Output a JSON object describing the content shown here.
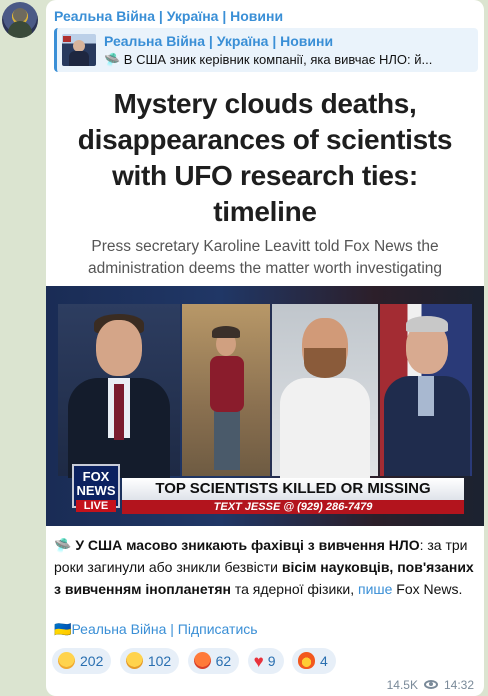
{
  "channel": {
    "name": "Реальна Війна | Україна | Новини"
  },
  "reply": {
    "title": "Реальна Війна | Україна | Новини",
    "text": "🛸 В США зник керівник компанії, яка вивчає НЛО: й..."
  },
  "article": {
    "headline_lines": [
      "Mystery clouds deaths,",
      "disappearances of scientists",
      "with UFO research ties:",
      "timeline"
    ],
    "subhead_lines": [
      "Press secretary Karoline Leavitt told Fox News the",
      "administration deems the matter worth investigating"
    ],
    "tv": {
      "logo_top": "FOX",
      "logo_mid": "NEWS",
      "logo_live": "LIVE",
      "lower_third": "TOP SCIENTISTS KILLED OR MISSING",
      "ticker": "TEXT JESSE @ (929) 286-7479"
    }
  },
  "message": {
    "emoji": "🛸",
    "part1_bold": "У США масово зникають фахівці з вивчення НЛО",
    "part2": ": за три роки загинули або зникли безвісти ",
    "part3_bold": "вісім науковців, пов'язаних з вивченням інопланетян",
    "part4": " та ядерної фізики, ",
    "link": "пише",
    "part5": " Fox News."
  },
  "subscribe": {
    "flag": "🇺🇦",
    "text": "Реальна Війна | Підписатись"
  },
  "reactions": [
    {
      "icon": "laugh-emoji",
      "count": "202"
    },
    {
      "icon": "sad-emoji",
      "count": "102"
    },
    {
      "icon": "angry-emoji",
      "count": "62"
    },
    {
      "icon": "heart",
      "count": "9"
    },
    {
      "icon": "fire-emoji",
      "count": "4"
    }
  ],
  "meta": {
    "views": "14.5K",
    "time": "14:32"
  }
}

● ● ●

- **Task objective**: Copy all the lines of data exactly as they appear, dropping any images.

- **Solution**:
Output a JSON object describing the content shown here.
{
  "channel": {
    "name": "Реальна Війна | Україна | Новини"
  },
  "reply": {
    "title": "Реальна Війна | Україна | Новини",
    "text": "🛸 В США зник керівник компанії, яка вивчає НЛО: й..."
  },
  "article": {
    "headline_lines": [
      "Mystery clouds deaths,",
      "disappearances of scientists",
      "with UFO research ties:",
      "timeline"
    ],
    "subhead_lines": [
      "Press secretary Karoline Leavitt told Fox News the",
      "administration deems the matter worth investigating"
    ],
    "tv": {
      "logo_top": "FOX",
      "logo_mid": "NEWS",
      "logo_live": "LIVE",
      "lower_third": "TOP SCIENTISTS KILLED OR MISSING",
      "ticker": "TEXT JESSE @ (929) 286-7479"
    }
  },
  "message": {
    "emoji": "🛸",
    "part1_bold": "У США масово зникають фахівці з вивчення НЛО",
    "part2": ": за три роки загинули або зникли безвісти ",
    "part3_bold": "вісім науковців, пов'язаних з вивченням інопланетян",
    "part4": " та ядерної фізики, ",
    "link": "пише",
    "part5": " Fox News."
  },
  "subscribe": {
    "flag": "🇺🇦",
    "text": "Реальна Війна | Підписатись"
  },
  "reactions": [
    {
      "icon": "laugh-emoji",
      "count": "202"
    },
    {
      "icon": "sad-emoji",
      "count": "102"
    },
    {
      "icon": "angry-emoji",
      "count": "62"
    },
    {
      "icon": "heart",
      "count": "9"
    },
    {
      "icon": "fire-emoji",
      "count": "4"
    }
  ],
  "meta": {
    "views": "14.5K",
    "time": "14:32"
  }
}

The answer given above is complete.